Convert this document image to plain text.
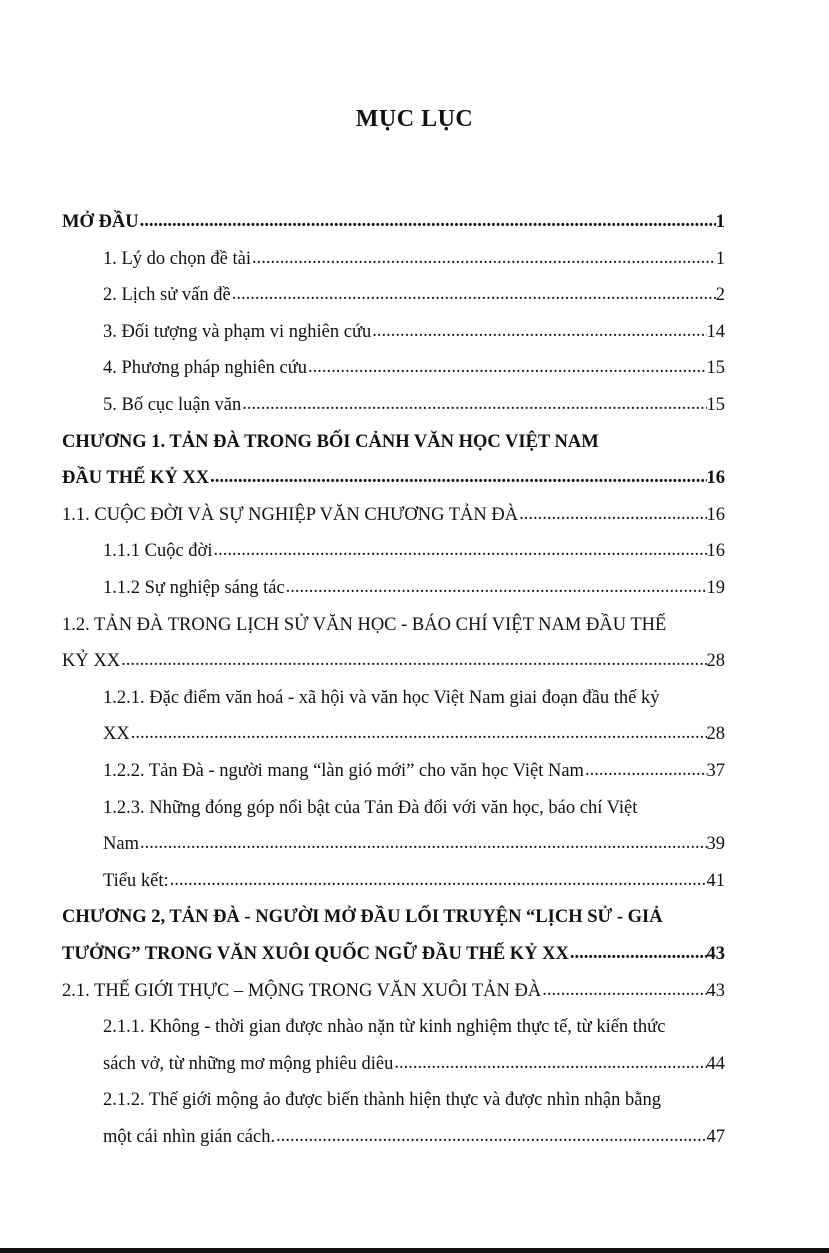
MỤC LỤC
MỞ ĐẦU .....	1
1. Lý do chọn đề tài .....	1
2. Lịch sử vấn đề .....	2
3. Đối tượng và phạm vi nghiên cứu .....	14
4. Phương pháp nghiên cứu .....	15
5. Bố cục luận văn .....	15
CHƯƠNG 1. TẢN ĐÀ TRONG BỐI CẢNH VĂN HỌC VIỆT NAM
ĐẦU THẾ KỶ XX .....	16
1.1. CUỘC ĐỜI VÀ SỰ NGHIỆP VĂN CHƯƠNG TẢN ĐÀ .....	16
1.1.1 Cuộc đời .....	16
1.1.2 Sự nghiệp sáng tác .....	19
1.2. TẢN ĐÀ TRONG LỊCH SỬ VĂN HỌC - BÁO CHÍ VIỆT NAM ĐẦU THẾ
KỶ XX .....	28
1.2.1. Đặc điểm văn hoá - xã hội và văn học Việt Nam giai đoạn đầu thế kỷ
XX .....	28
1.2.2. Tản Đà - người mang “làn gió mới” cho văn học Việt Nam .....	37
1.2.3. Những đóng góp nổi bật của Tản Đà đối với văn học, báo chí Việt
Nam .....	39
Tiểu kết: .....	41
CHƯƠNG 2, TẢN ĐÀ - NGƯỜI MỞ ĐẦU LỐI TRUYỆN “LỊCH SỬ - GIẢ
TƯỞNG” TRONG VĂN XUÔI QUỐC NGỮ ĐẦU THẾ KỶ XX .....	43
2.1. THẾ GIỚI THỰC – MỘNG TRONG VĂN XUÔI TẢN ĐÀ .....	43
2.1.1. Không - thời gian được nhào nặn từ kinh nghiệm thực tế, từ kiến thức
sách vở, từ những mơ mộng phiêu diêu .....	44
2.1.2. Thế giới mộng ảo được biến thành hiện thực và được nhìn nhận bằng
một cái nhìn gián cách. .....	47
------------
▸ To be done: Return each line from the material above exactly, but not the pictures.

▸ Response:
Convert this document image to plain text.
MỤC LỤC
MỞ ĐẦU .....	1
1. Lý do chọn đề tài .....	1
2. Lịch sử vấn đề .....	2
3. Đối tượng và phạm vi nghiên cứu .....	14
4. Phương pháp nghiên cứu .....	15
5. Bố cục luận văn .....	15
CHƯƠNG 1. TẢN ĐÀ TRONG BỐI CẢNH VĂN HỌC VIỆT NAM
ĐẦU THẾ KỶ XX .....	16
1.1. CUỘC ĐỜI VÀ SỰ NGHIỆP VĂN CHƯƠNG TẢN ĐÀ .....	16
1.1.1 Cuộc đời .....	16
1.1.2 Sự nghiệp sáng tác .....	19
1.2. TẢN ĐÀ TRONG LỊCH SỬ VĂN HỌC - BÁO CHÍ VIỆT NAM ĐẦU THẾ
KỶ XX .....	28
1.2.1. Đặc điểm văn hoá - xã hội và văn học Việt Nam giai đoạn đầu thế kỷ
XX .....	28
1.2.2. Tản Đà - người mang “làn gió mới” cho văn học Việt Nam .....	37
1.2.3. Những đóng góp nổi bật của Tản Đà đối với văn học, báo chí Việt
Nam .....	39
Tiểu kết: .....	41
CHƯƠNG 2, TẢN ĐÀ - NGƯỜI MỞ ĐẦU LỐI TRUYỆN “LỊCH SỬ - GIẢ
TƯỞNG” TRONG VĂN XUÔI QUỐC NGỮ ĐẦU THẾ KỶ XX .....	43
2.1. THẾ GIỚI THỰC – MỘNG TRONG VĂN XUÔI TẢN ĐÀ .....	43
2.1.1. Không - thời gian được nhào nặn từ kinh nghiệm thực tế, từ kiến thức
sách vở, từ những mơ mộng phiêu diêu .....	44
2.1.2. Thế giới mộng ảo được biến thành hiện thực và được nhìn nhận bằng
một cái nhìn gián cách. .....	47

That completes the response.